(Data records)
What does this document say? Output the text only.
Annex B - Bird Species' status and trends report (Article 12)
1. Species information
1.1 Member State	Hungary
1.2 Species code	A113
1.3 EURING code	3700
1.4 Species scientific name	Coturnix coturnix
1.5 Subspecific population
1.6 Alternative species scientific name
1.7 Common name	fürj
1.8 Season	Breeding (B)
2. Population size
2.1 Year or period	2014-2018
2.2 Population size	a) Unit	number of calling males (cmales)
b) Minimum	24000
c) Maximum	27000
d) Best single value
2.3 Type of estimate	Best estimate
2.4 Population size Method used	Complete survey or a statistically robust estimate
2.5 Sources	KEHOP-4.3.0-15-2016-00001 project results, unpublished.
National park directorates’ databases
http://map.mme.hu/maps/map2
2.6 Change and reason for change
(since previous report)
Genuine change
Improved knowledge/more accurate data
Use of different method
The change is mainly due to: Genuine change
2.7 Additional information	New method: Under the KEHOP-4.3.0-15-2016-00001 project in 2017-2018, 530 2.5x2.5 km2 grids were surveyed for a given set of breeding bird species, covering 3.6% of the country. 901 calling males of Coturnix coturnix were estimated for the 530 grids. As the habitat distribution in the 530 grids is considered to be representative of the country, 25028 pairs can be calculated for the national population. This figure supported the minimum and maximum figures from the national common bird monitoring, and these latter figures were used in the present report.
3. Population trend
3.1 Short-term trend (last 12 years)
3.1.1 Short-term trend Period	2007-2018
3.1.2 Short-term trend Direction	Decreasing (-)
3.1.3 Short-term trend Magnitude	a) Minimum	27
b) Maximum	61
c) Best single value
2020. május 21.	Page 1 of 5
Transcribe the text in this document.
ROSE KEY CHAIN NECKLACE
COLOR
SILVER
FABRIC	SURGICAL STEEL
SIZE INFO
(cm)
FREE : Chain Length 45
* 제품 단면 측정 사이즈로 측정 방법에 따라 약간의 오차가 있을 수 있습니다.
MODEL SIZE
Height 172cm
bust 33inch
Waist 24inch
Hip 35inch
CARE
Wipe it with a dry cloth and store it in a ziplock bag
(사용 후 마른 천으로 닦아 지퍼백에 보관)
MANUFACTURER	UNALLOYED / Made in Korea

_Problem description:_ Reproduce the material in full, with no word added or dropped.

_Answer:_
What does this document say? Output the text only.
Annex B - Bird Species' status and trends report (Article 12)
1. Species information
1.1 Member State	Hungary
1.2 Species code	A113
1.3 EURING code	3700
1.4 Species scientific name	Coturnix coturnix
1.5 Subspecific population
1.6 Alternative species scientific name
1.7 Common name	fürj
1.8 Season	Breeding (B)
2. Population size
2.1 Year or period	2014-2018
2.2 Population size	a) Unit	number of calling males (cmales)
b) Minimum	24000
c) Maximum	27000
d) Best single value
2.3 Type of estimate	Best estimate
2.4 Population size Method used	Complete survey or a statistically robust estimate
2.5 Sources	KEHOP-4.3.0-15-2016-00001 project results, unpublished.
National park directorates’ databases
http://map.mme.hu/maps/map2
2.6 Change and reason for change
(since previous report)
Genuine change
Improved knowledge/more accurate data
Use of different method
The change is mainly due to: Genuine change
2.7 Additional information	New method: Under the KEHOP-4.3.0-15-2016-00001 project in 2017-2018, 530 2.5x2.5 km2 grids were surveyed for a given set of breeding bird species, covering 3.6% of the country. 901 calling males of Coturnix coturnix were estimated for the 530 grids. As the habitat distribution in the 530 grids is considered to be representative of the country, 25028 pairs can be calculated for the national population. This figure supported the minimum and maximum figures from the national common bird monitoring, and these latter figures were used in the present report.
3. Population trend
3.1 Short-term trend (last 12 years)
3.1.1 Short-term trend Period	2007-2018
3.1.2 Short-term trend Direction	Decreasing (-)
3.1.3 Short-term trend Magnitude	a) Minimum	27
b) Maximum	61
c) Best single value
2020. május 21.	Page 1 of 5
Transcribe the text in this document.
ROSE KEY CHAIN NECKLACE
COLOR
SILVER
FABRIC	SURGICAL STEEL
SIZE INFO
(cm)
FREE : Chain Length 45
* 제품 단면 측정 사이즈로 측정 방법에 따라 약간의 오차가 있을 수 있습니다.
MODEL SIZE
Height 172cm
bust 33inch
Waist 24inch
Hip 35inch
CARE
Wipe it with a dry cloth and store it in a ziplock bag
(사용 후 마른 천으로 닦아 지퍼백에 보관)
MANUFACTURER	UNALLOYED / Made in Korea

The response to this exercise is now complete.